--- Start ---

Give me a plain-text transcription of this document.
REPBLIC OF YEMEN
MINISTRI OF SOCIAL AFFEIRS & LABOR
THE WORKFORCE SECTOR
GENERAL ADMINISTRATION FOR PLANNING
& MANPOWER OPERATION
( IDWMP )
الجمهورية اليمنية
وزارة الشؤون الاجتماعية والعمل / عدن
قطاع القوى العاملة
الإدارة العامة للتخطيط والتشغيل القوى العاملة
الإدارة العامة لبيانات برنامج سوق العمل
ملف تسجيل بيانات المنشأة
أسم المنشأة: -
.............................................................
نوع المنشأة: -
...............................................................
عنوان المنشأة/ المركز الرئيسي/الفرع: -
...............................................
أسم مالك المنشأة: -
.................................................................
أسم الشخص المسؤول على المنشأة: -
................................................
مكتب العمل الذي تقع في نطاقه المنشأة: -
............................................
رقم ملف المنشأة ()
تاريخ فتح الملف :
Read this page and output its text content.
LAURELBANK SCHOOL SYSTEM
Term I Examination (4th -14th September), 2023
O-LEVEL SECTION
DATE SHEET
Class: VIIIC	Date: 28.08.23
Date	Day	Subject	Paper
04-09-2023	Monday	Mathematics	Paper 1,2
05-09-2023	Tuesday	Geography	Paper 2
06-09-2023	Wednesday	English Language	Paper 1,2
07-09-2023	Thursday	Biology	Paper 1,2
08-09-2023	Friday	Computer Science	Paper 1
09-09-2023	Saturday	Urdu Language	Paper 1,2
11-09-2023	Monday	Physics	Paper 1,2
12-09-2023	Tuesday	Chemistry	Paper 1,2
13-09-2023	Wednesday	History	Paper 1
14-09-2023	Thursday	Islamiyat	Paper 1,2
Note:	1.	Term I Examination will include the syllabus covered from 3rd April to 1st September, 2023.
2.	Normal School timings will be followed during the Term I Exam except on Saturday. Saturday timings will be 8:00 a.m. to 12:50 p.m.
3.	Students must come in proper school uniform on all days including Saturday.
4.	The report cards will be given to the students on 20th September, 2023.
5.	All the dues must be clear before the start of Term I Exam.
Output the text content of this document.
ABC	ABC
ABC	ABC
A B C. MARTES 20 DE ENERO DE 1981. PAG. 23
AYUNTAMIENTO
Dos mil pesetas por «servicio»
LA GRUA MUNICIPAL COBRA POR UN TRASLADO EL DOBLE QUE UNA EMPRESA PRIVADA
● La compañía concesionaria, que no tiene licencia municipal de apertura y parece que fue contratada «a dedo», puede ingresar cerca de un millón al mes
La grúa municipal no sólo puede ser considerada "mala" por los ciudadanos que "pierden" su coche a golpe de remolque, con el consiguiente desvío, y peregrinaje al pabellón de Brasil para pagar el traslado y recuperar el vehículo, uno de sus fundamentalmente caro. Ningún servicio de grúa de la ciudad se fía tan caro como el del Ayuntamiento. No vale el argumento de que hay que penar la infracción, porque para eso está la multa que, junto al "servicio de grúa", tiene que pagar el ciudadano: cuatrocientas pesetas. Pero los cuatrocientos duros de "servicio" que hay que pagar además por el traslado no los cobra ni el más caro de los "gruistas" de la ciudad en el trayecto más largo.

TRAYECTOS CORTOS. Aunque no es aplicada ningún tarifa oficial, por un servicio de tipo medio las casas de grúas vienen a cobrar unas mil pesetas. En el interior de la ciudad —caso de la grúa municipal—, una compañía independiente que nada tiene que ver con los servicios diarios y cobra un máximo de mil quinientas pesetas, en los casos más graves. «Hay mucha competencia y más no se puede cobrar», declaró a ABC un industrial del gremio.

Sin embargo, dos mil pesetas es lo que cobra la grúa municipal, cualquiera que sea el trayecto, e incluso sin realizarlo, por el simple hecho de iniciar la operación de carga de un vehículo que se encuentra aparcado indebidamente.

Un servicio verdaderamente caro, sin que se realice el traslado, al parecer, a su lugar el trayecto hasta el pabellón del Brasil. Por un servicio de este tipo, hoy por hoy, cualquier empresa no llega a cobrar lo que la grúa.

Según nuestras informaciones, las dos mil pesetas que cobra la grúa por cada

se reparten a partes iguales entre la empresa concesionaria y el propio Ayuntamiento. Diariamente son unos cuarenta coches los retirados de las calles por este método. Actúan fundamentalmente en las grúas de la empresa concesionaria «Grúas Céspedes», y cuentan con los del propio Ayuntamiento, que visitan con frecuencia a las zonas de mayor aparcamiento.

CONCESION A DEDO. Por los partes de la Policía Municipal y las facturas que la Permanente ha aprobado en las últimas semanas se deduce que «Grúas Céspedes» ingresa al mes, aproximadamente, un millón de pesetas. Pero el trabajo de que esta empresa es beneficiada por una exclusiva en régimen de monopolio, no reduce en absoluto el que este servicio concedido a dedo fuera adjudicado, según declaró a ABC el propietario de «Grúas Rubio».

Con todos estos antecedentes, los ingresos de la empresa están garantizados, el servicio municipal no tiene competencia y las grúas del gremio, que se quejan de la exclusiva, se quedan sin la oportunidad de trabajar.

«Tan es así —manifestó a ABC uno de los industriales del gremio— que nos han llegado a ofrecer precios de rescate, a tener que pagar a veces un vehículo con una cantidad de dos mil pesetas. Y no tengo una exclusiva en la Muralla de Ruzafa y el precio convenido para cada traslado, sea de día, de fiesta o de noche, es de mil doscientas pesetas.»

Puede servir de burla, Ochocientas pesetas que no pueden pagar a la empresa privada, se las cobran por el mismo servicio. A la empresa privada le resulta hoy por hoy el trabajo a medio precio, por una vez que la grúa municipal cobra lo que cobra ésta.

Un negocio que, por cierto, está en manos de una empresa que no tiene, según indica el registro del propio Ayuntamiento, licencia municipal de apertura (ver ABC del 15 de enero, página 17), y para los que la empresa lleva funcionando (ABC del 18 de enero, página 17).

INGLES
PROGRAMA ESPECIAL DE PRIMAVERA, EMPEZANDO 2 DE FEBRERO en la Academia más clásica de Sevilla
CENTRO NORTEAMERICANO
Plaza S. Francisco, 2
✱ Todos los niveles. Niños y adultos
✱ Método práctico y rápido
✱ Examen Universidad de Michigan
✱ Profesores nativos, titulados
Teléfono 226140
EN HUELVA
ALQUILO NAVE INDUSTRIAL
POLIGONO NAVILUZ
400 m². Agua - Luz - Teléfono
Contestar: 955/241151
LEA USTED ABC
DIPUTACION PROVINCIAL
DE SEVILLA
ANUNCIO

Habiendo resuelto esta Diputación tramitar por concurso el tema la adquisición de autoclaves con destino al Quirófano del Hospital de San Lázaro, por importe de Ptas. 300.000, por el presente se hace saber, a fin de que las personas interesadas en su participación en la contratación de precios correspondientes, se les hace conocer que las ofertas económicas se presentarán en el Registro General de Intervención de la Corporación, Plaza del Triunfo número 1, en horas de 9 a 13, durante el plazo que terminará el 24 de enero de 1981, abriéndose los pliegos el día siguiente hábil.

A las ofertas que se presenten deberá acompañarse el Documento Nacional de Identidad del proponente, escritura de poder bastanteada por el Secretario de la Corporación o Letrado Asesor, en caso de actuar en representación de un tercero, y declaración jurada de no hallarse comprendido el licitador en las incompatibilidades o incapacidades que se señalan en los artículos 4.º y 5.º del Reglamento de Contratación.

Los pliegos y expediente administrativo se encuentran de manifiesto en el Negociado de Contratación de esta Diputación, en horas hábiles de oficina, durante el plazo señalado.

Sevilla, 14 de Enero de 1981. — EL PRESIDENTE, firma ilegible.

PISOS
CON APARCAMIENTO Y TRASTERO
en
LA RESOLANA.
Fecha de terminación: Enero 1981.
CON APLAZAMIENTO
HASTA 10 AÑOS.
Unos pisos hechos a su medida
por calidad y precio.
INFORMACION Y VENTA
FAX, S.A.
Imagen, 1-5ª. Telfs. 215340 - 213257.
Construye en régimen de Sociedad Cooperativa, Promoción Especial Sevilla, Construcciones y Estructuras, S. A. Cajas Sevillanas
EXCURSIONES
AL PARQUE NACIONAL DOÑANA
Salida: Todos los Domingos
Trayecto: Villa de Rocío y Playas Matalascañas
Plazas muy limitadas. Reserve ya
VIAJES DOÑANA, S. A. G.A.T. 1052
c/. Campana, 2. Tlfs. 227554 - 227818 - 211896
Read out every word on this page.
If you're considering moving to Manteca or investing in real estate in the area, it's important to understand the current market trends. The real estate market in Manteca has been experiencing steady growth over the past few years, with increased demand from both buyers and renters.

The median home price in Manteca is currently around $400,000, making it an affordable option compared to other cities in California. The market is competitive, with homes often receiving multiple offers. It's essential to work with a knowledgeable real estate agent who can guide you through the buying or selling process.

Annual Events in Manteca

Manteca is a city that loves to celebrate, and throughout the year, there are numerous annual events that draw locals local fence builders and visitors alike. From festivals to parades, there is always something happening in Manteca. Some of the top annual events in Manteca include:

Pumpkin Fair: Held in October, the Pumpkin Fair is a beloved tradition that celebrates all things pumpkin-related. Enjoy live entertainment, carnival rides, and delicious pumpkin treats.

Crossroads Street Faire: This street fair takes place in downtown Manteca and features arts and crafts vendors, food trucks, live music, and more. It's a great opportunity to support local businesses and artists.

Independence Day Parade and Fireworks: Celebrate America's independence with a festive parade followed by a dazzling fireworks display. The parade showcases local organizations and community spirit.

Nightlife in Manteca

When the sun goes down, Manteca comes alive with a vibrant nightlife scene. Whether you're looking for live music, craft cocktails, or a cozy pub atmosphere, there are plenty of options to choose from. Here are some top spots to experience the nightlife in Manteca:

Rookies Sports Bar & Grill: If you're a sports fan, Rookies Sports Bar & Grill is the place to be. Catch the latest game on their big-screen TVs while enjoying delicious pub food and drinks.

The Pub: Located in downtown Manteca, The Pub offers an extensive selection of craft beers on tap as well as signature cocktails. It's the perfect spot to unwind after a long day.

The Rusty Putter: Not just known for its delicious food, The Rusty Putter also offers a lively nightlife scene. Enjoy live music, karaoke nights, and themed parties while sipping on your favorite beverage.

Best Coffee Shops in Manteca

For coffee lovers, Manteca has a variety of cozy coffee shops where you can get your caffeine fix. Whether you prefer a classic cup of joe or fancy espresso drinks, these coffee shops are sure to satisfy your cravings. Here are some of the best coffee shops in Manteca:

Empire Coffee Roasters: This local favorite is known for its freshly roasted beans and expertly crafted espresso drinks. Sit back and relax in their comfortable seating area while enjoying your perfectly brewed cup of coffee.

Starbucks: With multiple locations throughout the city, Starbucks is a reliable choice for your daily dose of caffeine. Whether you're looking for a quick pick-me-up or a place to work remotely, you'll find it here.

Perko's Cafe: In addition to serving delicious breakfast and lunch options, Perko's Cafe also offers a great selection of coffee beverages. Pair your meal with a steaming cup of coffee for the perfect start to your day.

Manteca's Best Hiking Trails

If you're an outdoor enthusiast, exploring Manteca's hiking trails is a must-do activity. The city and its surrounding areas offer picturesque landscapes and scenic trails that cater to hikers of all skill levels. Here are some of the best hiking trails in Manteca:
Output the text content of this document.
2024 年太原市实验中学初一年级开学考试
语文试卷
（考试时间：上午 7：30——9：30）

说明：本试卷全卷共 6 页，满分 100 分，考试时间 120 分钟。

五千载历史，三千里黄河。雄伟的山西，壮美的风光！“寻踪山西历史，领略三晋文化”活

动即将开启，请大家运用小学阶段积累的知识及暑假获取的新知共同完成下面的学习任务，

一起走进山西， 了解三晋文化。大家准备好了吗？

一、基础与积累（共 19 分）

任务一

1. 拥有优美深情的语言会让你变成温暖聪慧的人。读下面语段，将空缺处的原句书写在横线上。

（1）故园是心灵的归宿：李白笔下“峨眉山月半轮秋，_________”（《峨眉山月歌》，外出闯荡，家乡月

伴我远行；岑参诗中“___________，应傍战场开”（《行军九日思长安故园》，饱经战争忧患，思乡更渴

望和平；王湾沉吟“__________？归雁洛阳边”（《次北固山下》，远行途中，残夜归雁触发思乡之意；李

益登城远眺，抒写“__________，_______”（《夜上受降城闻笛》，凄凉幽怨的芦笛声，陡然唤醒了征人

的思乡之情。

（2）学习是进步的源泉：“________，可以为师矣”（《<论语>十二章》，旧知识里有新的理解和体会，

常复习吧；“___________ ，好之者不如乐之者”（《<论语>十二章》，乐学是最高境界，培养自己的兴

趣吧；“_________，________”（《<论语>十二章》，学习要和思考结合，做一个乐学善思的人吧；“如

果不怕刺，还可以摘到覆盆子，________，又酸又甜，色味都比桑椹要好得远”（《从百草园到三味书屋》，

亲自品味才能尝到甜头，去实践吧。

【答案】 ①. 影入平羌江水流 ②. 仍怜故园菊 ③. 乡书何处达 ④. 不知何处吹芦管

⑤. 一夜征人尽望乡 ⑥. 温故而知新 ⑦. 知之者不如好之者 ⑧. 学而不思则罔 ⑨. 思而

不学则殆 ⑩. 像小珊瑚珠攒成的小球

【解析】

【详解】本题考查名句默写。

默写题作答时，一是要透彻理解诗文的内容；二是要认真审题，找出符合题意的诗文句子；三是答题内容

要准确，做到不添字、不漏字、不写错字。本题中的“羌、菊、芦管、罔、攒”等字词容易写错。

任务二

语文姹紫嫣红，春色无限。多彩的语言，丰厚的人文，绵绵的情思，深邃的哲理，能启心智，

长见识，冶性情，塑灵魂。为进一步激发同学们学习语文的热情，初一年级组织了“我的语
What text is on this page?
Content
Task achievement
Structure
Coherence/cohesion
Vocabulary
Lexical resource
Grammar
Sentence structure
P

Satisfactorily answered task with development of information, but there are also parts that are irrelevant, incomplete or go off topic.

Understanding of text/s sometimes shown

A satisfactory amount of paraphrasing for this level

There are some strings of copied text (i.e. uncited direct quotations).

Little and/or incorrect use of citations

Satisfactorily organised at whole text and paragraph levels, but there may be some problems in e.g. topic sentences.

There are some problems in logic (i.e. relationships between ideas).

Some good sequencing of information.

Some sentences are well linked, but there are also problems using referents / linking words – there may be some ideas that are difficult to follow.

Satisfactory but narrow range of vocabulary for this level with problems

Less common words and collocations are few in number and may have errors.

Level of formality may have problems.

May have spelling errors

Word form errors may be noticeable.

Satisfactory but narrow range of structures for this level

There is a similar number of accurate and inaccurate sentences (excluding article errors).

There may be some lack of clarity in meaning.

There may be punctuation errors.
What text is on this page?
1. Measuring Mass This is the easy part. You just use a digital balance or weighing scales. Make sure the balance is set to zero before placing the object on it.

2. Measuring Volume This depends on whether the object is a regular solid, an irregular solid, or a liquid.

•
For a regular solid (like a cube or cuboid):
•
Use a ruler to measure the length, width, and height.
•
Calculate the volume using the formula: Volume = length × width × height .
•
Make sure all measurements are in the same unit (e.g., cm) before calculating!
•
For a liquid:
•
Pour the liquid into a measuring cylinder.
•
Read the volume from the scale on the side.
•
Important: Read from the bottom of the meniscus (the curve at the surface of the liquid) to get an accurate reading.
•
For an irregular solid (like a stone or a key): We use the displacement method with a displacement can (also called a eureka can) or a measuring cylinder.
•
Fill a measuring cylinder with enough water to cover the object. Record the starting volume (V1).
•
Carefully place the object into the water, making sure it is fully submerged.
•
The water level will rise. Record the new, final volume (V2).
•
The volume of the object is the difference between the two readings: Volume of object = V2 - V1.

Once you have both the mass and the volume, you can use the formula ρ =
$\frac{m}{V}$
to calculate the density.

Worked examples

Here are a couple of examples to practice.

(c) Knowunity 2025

--- End ---

Return each line where "apertura" shows up.

● La compañía concesionaria, que no tiene licencia municipal de apertura y parece que fue contratada «a dedo», puede ingresar cerca de un millón al mes
Un negocio que, por cierto, está en manos de una empresa que no tiene, según indica el registro del propio Ayuntamiento, licencia municipal de apertura (ver ABC del 15 de enero, página 17), y para los que la empresa lleva funcionando (ABC del 18 de enero, página 17).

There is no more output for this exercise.